Task instructions:
Find the lines that include the string "items" and report how many there are. Give no other text.

— START OF Given data —

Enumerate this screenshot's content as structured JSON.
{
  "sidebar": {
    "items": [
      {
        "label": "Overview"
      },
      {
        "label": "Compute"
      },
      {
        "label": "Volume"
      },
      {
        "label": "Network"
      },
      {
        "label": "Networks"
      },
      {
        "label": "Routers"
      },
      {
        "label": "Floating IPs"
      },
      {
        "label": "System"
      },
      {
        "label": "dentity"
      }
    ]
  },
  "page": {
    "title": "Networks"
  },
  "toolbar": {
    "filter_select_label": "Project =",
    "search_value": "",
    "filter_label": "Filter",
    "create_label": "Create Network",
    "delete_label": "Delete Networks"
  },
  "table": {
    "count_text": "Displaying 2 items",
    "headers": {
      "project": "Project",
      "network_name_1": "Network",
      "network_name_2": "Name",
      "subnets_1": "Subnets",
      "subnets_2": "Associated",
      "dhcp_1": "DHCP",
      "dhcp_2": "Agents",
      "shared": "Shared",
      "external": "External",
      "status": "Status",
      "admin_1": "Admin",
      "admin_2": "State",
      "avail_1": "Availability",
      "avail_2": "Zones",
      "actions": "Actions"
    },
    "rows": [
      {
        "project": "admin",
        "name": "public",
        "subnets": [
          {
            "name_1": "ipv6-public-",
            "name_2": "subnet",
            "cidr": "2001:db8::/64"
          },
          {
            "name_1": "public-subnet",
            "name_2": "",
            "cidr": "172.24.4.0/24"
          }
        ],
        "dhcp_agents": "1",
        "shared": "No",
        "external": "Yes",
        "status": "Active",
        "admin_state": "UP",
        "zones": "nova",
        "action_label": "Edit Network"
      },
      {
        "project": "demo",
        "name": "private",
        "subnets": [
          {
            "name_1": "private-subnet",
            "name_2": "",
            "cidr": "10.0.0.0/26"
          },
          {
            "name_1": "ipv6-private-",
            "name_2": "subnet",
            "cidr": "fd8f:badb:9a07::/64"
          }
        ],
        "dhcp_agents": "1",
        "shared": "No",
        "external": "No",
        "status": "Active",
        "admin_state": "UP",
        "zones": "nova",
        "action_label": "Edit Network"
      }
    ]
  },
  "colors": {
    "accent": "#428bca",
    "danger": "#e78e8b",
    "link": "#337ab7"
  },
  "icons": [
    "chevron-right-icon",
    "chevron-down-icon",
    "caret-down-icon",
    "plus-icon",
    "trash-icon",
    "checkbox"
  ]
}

— END OF Given data —

Reply:
2